%%

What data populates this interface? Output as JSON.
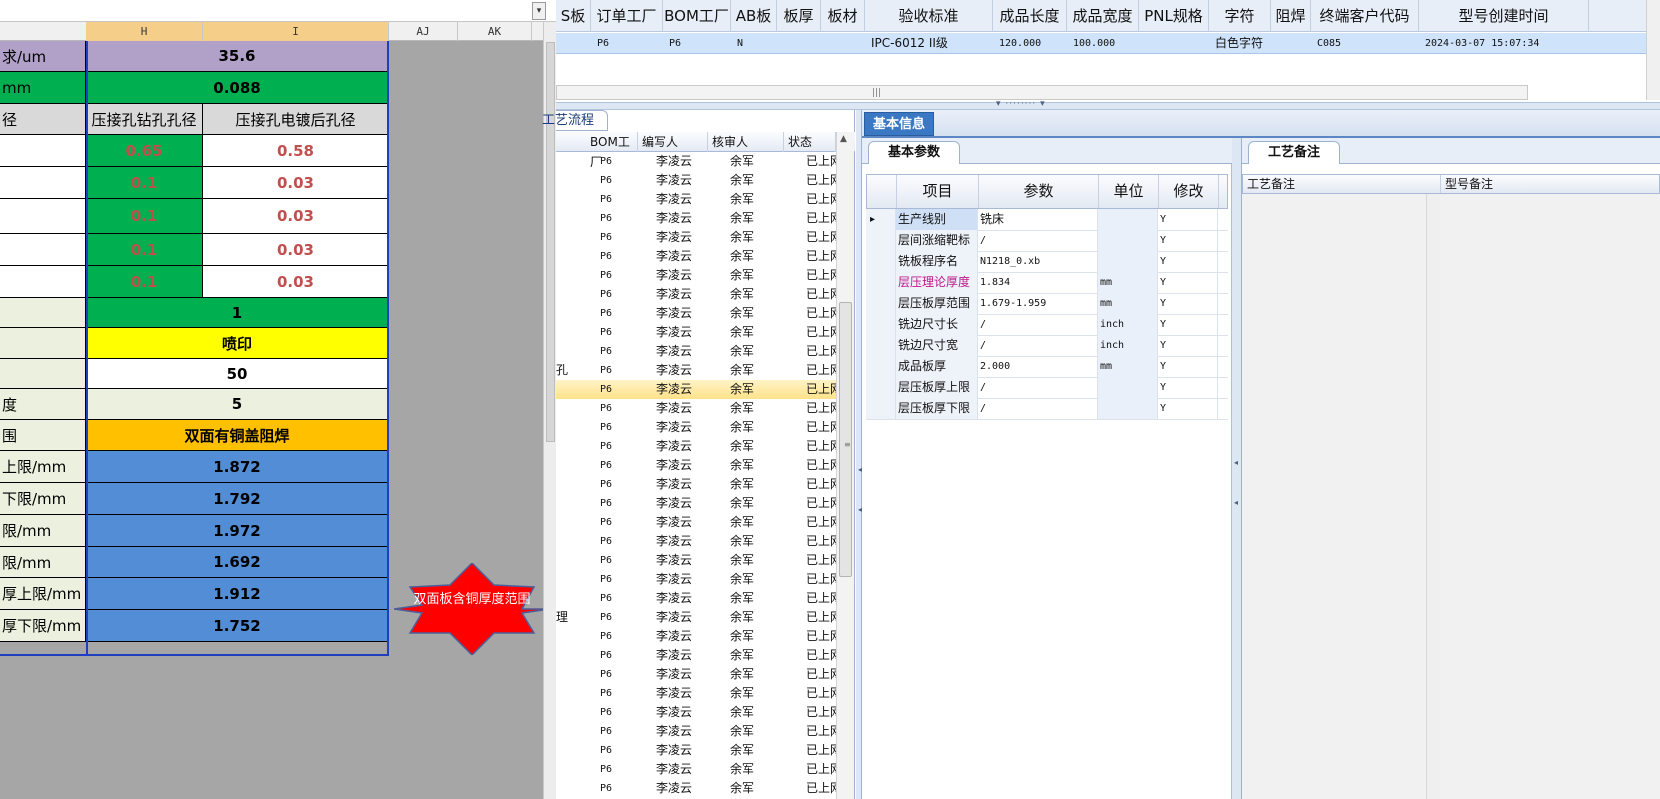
{
  "excel": {
    "column_headers": [
      "H",
      "I",
      "AJ",
      "AK"
    ],
    "rows": [
      {
        "label": "求/um",
        "h": "35.6",
        "i": "",
        "merged": true,
        "label_bg": "#b1a0c7",
        "value_bg": "#b1a0c7",
        "bold": true
      },
      {
        "label": "mm",
        "h": "0.088",
        "i": "",
        "merged": true,
        "label_bg": "#00b050",
        "value_bg": "#00b050",
        "bold": true
      },
      {
        "label": "径",
        "h": "压接孔钻孔孔径",
        "i": "压接孔电镀后孔径",
        "merged": false,
        "label_bg": "#d9d9d9",
        "h_bg": "#d9d9d9",
        "i_bg": "#d9d9d9"
      },
      {
        "label": "",
        "h": "0.65",
        "i": "0.58",
        "merged": false,
        "label_bg": "#ffffff",
        "h_bg": "#00b050",
        "i_bg": "#ffffff",
        "h_color": "#c0504d",
        "i_color": "#c0504d",
        "bold": true
      },
      {
        "label": "",
        "h": "0.1",
        "i": "0.03",
        "merged": false,
        "label_bg": "#ffffff",
        "h_bg": "#00b050",
        "i_bg": "#ffffff",
        "h_color": "#c0504d",
        "i_color": "#c0504d",
        "bold": true
      },
      {
        "label": "",
        "h": "0.1",
        "i": "0.03",
        "merged": false,
        "label_bg": "#ffffff",
        "h_bg": "#00b050",
        "i_bg": "#ffffff",
        "h_color": "#c0504d",
        "i_color": "#c0504d",
        "bold": true
      },
      {
        "label": "",
        "h": "0.1",
        "i": "0.03",
        "merged": false,
        "label_bg": "#ffffff",
        "h_bg": "#00b050",
        "i_bg": "#ffffff",
        "h_color": "#c0504d",
        "i_color": "#c0504d",
        "bold": true
      },
      {
        "label": "",
        "h": "0.1",
        "i": "0.03",
        "merged": false,
        "label_bg": "#ffffff",
        "h_bg": "#00b050",
        "i_bg": "#ffffff",
        "h_color": "#c0504d",
        "i_color": "#c0504d",
        "bold": true
      },
      {
        "label": "",
        "h": "1",
        "i": "",
        "merged": true,
        "label_bg": "#ebf1de",
        "value_bg": "#00b050",
        "bold": true
      },
      {
        "label": "",
        "h": "喷印",
        "i": "",
        "merged": true,
        "label_bg": "#ebf1de",
        "value_bg": "#ffff00",
        "bold": true
      },
      {
        "label": "",
        "h": "50",
        "i": "",
        "merged": true,
        "label_bg": "#ebf1de",
        "value_bg": "#ffffff",
        "bold": true
      },
      {
        "label": "度",
        "h": "5",
        "i": "",
        "merged": true,
        "label_bg": "#ebf1de",
        "value_bg": "#ebf1de",
        "bold": true
      },
      {
        "label": "围",
        "h": "双面有铜盖阻焊",
        "i": "",
        "merged": true,
        "label_bg": "#ebf1de",
        "value_bg": "#ffc000",
        "bold": true
      },
      {
        "label": "上限/mm",
        "h": "1.872",
        "i": "",
        "merged": true,
        "label_bg": "#ebf1de",
        "value_bg": "#538dd5",
        "bold": true
      },
      {
        "label": "下限/mm",
        "h": "1.792",
        "i": "",
        "merged": true,
        "label_bg": "#ebf1de",
        "value_bg": "#538dd5",
        "bold": true
      },
      {
        "label": "限/mm",
        "h": "1.972",
        "i": "",
        "merged": true,
        "label_bg": "#ebf1de",
        "value_bg": "#538dd5",
        "bold": true
      },
      {
        "label": "限/mm",
        "h": "1.692",
        "i": "",
        "merged": true,
        "label_bg": "#ebf1de",
        "value_bg": "#538dd5",
        "bold": true
      },
      {
        "label": "厚上限/mm",
        "h": "1.912",
        "i": "",
        "merged": true,
        "label_bg": "#ebf1de",
        "value_bg": "#538dd5",
        "bold": true
      },
      {
        "label": "厚下限/mm",
        "h": "1.752",
        "i": "",
        "merged": true,
        "label_bg": "#ebf1de",
        "value_bg": "#538dd5",
        "bold": true
      }
    ],
    "callout_text": "双面板含铜厚度范围",
    "callout_color": "#ff0000"
  },
  "top_table": {
    "headers": [
      "S板",
      "订单工厂",
      "BOM工厂",
      "AB板",
      "板厚",
      "板材",
      "验收标准",
      "成品长度",
      "成品宽度",
      "PNL规格",
      "字符",
      "阻焊",
      "终端客户代码",
      "型号创建时间"
    ],
    "row": [
      "",
      "P6",
      "P6",
      "N",
      "",
      "",
      "IPC-6012 II级",
      "120.000",
      "100.000",
      "",
      "白色字符",
      "",
      "C085",
      "2024-03-07 15:07:34"
    ]
  },
  "process": {
    "tab_label": "工艺流程",
    "headers": [
      "BOM工厂",
      "编写人",
      "核审人",
      "状态"
    ],
    "left_fragments": {
      "11": "孔",
      "15": "",
      "21": "",
      "25": "",
      "28": "理",
      "31": "",
      "34": "",
      "22": "",
      "10": ""
    },
    "rows": [
      [
        "P6",
        "李凌云",
        "余军",
        "已上网"
      ],
      [
        "P6",
        "李凌云",
        "余军",
        "已上网"
      ],
      [
        "P6",
        "李凌云",
        "余军",
        "已上网"
      ],
      [
        "P6",
        "李凌云",
        "余军",
        "已上网"
      ],
      [
        "P6",
        "李凌云",
        "余军",
        "已上网"
      ],
      [
        "P6",
        "李凌云",
        "余军",
        "已上网"
      ],
      [
        "P6",
        "李凌云",
        "余军",
        "已上网"
      ],
      [
        "P6",
        "李凌云",
        "余军",
        "已上网"
      ],
      [
        "P6",
        "李凌云",
        "余军",
        "已上网"
      ],
      [
        "P6",
        "李凌云",
        "余军",
        "已上网"
      ],
      [
        "P6",
        "李凌云",
        "余军",
        "已上网"
      ],
      [
        "P6",
        "李凌云",
        "余军",
        "已上网"
      ],
      [
        "P6",
        "李凌云",
        "余军",
        "已上网"
      ],
      [
        "P6",
        "李凌云",
        "余军",
        "已上网"
      ],
      [
        "P6",
        "李凌云",
        "余军",
        "已上网"
      ],
      [
        "P6",
        "李凌云",
        "余军",
        "已上网"
      ],
      [
        "P6",
        "李凌云",
        "余军",
        "已上网"
      ],
      [
        "P6",
        "李凌云",
        "余军",
        "已上网"
      ],
      [
        "P6",
        "李凌云",
        "余军",
        "已上网"
      ],
      [
        "P6",
        "李凌云",
        "余军",
        "已上网"
      ],
      [
        "P6",
        "李凌云",
        "余军",
        "已上网"
      ],
      [
        "P6",
        "李凌云",
        "余军",
        "已上网"
      ],
      [
        "P6",
        "李凌云",
        "余军",
        "已上网"
      ],
      [
        "P6",
        "李凌云",
        "余军",
        "已上网"
      ],
      [
        "P6",
        "李凌云",
        "余军",
        "已上网"
      ],
      [
        "P6",
        "李凌云",
        "余军",
        "已上网"
      ],
      [
        "P6",
        "李凌云",
        "余军",
        "已上网"
      ],
      [
        "P6",
        "李凌云",
        "余军",
        "已上网"
      ],
      [
        "P6",
        "李凌云",
        "余军",
        "已上网"
      ],
      [
        "P6",
        "李凌云",
        "余军",
        "已上网"
      ],
      [
        "P6",
        "李凌云",
        "余军",
        "已上网"
      ],
      [
        "P6",
        "李凌云",
        "余军",
        "已上网"
      ],
      [
        "P6",
        "李凌云",
        "余军",
        "已上网"
      ],
      [
        "P6",
        "李凌云",
        "余军",
        "已上网"
      ]
    ],
    "selected_index": 12,
    "side_labels": [
      "孔",
      "",
      "理",
      ""
    ]
  },
  "basic_info": {
    "tab_label": "基本信息",
    "params_tab": "基本参数",
    "headers": [
      "项目",
      "参数",
      "单位",
      "修改"
    ],
    "rows": [
      {
        "name": "生产线别",
        "value": "铣床",
        "unit": "",
        "mod": "Y"
      },
      {
        "name": "层间涨缩靶标",
        "value": "/",
        "unit": "",
        "mod": "Y"
      },
      {
        "name": "铣板程序名",
        "value": "N1218_0.xb",
        "unit": "",
        "mod": "Y"
      },
      {
        "name": "层压理论厚度",
        "value": "1.834",
        "unit": "mm",
        "mod": "Y"
      },
      {
        "name": "层压板厚范围",
        "value": "1.679-1.959",
        "unit": "mm",
        "mod": "Y"
      },
      {
        "name": "铣边尺寸长",
        "value": "/",
        "unit": "inch",
        "mod": "Y"
      },
      {
        "name": "铣边尺寸宽",
        "value": "/",
        "unit": "inch",
        "mod": "Y"
      },
      {
        "name": "成品板厚",
        "value": "2.000",
        "unit": "mm",
        "mod": "Y"
      },
      {
        "name": "层压板厚上限",
        "value": "/",
        "unit": "",
        "mod": "Y"
      },
      {
        "name": "层压板厚下限",
        "value": "/",
        "unit": "",
        "mod": "Y"
      }
    ],
    "highlight_color": "#c0178a"
  },
  "notes": {
    "tab_label": "工艺备注",
    "headers": [
      "工艺备注",
      "型号备注"
    ]
  },
  "colors": {
    "grid_border": "#1f3fbf",
    "selected_row": "#ffe28a",
    "accent_tab": "#3a78c3"
  }
}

%%

**Given task:**
Give the count of lines holding the word "name", with no other words.

**Task result:**
10